I am new in crawling and I am trying to crawl. https://www.stradivarius.com/tr/en/woman/clothing/shop-by-product/sweatshirts-c1390587.html webpage, sometimes i could get hrefs but generally code gave me empty list? Do you have any suggesition?
This are packages:
import requests
from tqdm import tqdm
from selenium import webdriver
from selenium.webdriver.support.ui import WebDriverWait
from selenium.common.exceptions import *
from selenium.webdriver.support import expected_conditions as EC
import time
from selenium.webdriver.common.by import By
from bs4 import BeautifulSoup
import json
import pandas as pd
import warnings
warnings.filterwarnings(action='ignore')
from unidecode import unidecode
import re
import time
from webdriver_manager.chrome import ChromeDriverManager
browser = webdriver.Chrome(ChromeDriverManager().install())
urlist = []
browser.get('https://www.stradivarius.com/tr/kadın/giyim/ürüne-göre-alışveriş/sweatshi̇rt-c1390587.html')
html = browser.page_source
soup = BeautifulSoup(html)
browser.implicitly_wait(90)
product_links=soup.find_all('a', {'id':'hrefRedirectProduct'})
for a in product_links:
urlist.append(product_links["href"])
CodePudding user response:
It's possible the data hasn't rendered yet. You have the .implicitly_wait(90)
but it's after you've already pulled the html. So you need to move that up in your code.
urlist = []
browser.get('https://www.stradivarius.com/tr/kadın/giyim/ürüne-göre-alışveriş/sweatshi̇rt-c1390587.html')
browser.implicitly_wait(90) #<--- wait for the page to render BEFORE...
html = browser.page_source # ...grabing the html source
soup = BeautifulSoup(html)
product_links=soup.find_all('a', {'id':'hrefRedirectProduct'})
for a in product_links:
urlist.append(product_links["href"])
A better solution may be to go after the data from the source.
Does this include your desired href?
import requests
import pandas as pd
url = 'https://www.stradivarius.com/itxrest/2/catalog/store/54009571/50331068/category/1390587/product?languageId=-43&appId=1'
headers = {'user-agent': 'Mozilla/5.0 (Windows NT 10.0; Win64; x64) AppleWebKit/537.36 (KHTML, like Gecko) Chrome/95.0.4638.54 Safari/537.36'}
jsonData = requests.get(url, headers=headers).json()

__PROBLEM 1__.
Edit the listing from the line containing "more-dots-icon — [335, 12, 351, 18]" down to the line containing "nickname: 闵静Jing — [22, 326, 138, 361]", replacing "background-photo" with "cover-photo" and leaving everything else unchanged. Return only those lines.

__Items from a data source__.
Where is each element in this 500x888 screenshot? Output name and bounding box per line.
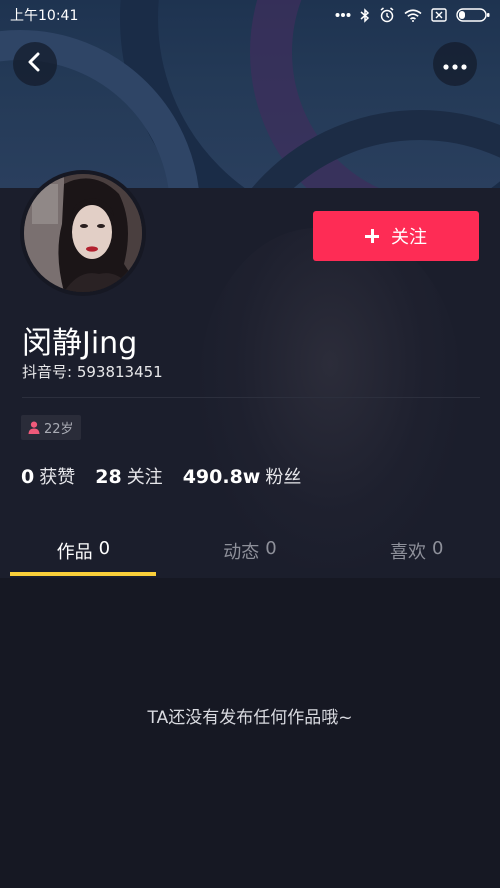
more-dots-icon — [335, 12, 351, 18]
follow-button[interactable]: 关注 — [313, 211, 479, 261]
stat-followers-count: 490.8w — [182, 466, 261, 488]
status-time: 上午10:41 — [10, 8, 79, 24]
stat-following[interactable]: 28 关注 — [95, 463, 162, 489]
divider — [22, 397, 480, 398]
bluetooth-icon — [360, 7, 370, 23]
back-button[interactable] — [13, 42, 57, 86]
stat-likes[interactable]: 0 获赞 — [21, 463, 75, 489]
avatar-photo — [24, 174, 142, 292]
sim-off-icon — [431, 8, 447, 22]
tab-activity[interactable]: 动态 0 — [167, 523, 334, 578]
tab-likes-label: 喜欢 — [389, 541, 426, 563]
active-tab-indicator — [10, 572, 156, 576]
status-icons — [335, 7, 490, 23]
female-person-icon — [28, 421, 40, 434]
tab-works-count: 0 — [98, 537, 111, 559]
alarm-icon — [379, 7, 395, 23]
avatar[interactable] — [20, 170, 146, 296]
follow-label: 关注 — [391, 227, 427, 248]
stat-followers-label: 粉丝 — [265, 467, 302, 488]
empty-works-message: TA还没有发布任何作品哦~ — [147, 708, 353, 728]
stat-followers[interactable]: 490.8w 粉丝 — [183, 463, 302, 489]
background-photo — [200, 228, 460, 568]
tab-likes-count: 0 — [431, 537, 444, 559]
tab-works-label: 作品 — [56, 541, 93, 563]
age-label: 22岁 — [44, 422, 74, 437]
profile-tabs: 作品 0 动态 0 喜欢 0 — [0, 523, 500, 578]
stat-likes-count: 0 — [21, 466, 35, 488]
stat-likes-label: 获赞 — [39, 467, 76, 488]
battery-icon — [456, 8, 490, 22]
plus-icon — [365, 229, 379, 243]
more-dots-icon — [443, 55, 467, 74]
nickname: 闵静Jing — [22, 326, 138, 361]
tab-activity-label: 动态 — [223, 541, 260, 563]
tab-activity-count: 0 — [265, 537, 277, 559]
douyin-id: 抖音号: 593813451 — [22, 363, 163, 381]
tab-likes[interactable]: 喜欢 0 — [333, 523, 500, 578]
status-bar: 上午10:41 — [0, 0, 500, 30]
profile-screen: 上午10:41 关注 闵静Jing 抖音号: 593813451 22岁 0 获… — [0, 0, 500, 888]
profile-stats: 0 获赞 28 关注 490.8w 粉丝 — [21, 463, 301, 489]
stat-following-count: 28 — [95, 466, 122, 488]
tab-works[interactable]: 作品 0 — [0, 523, 167, 578]
stat-following-label: 关注 — [126, 467, 163, 488]
age-badge: 22岁 — [21, 415, 81, 440]
wifi-icon — [404, 8, 422, 22]
chevron-left-icon — [27, 52, 43, 76]
more-options-button[interactable] — [433, 42, 477, 86]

__PROBLEM 2__.
In the forum thread, what id value does the code look for on the a tags it collects?

__RIGHT ANSWER 1__.
more-dots-icon — [335, 12, 351, 18]
follow-button[interactable]: 关注 — [313, 211, 479, 261]
stat-followers-count: 490.8w — [182, 466, 261, 488]
status-time: 上午10:41 — [10, 8, 79, 24]
stat-following[interactable]: 28 关注 — [95, 463, 162, 489]
divider — [22, 397, 480, 398]
bluetooth-icon — [360, 7, 370, 23]
back-button[interactable] — [13, 42, 57, 86]
stat-likes[interactable]: 0 获赞 — [21, 463, 75, 489]
avatar-photo — [24, 174, 142, 292]
sim-off-icon — [431, 8, 447, 22]
tab-activity[interactable]: 动态 0 — [167, 523, 334, 578]
tab-likes-label: 喜欢 — [389, 541, 426, 563]
active-tab-indicator — [10, 572, 156, 576]
status-icons — [335, 7, 490, 23]
female-person-icon — [28, 421, 40, 434]
tab-works-count: 0 — [98, 537, 111, 559]
alarm-icon — [379, 7, 395, 23]
avatar[interactable] — [20, 170, 146, 296]
follow-label: 关注 — [391, 227, 427, 248]
stat-followers-label: 粉丝 — [265, 467, 302, 488]
empty-works-message: TA还没有发布任何作品哦~ — [147, 708, 353, 728]
stat-followers[interactable]: 490.8w 粉丝 — [183, 463, 302, 489]
cover-photo — [200, 228, 460, 568]
tab-likes-count: 0 — [431, 537, 444, 559]
tab-works-label: 作品 — [56, 541, 93, 563]
age-label: 22岁 — [44, 422, 74, 437]
profile-tabs: 作品 0 动态 0 喜欢 0 — [0, 523, 500, 578]
stat-likes-count: 0 — [21, 466, 35, 488]
stat-likes-label: 获赞 — [39, 467, 76, 488]
battery-icon — [456, 8, 490, 22]
plus-icon — [365, 229, 379, 243]
more-dots-icon — [443, 55, 467, 74]
nickname: 闵静Jing — [22, 326, 138, 361]

__RIGHT ANSWER 2__.
hrefRedirectProduct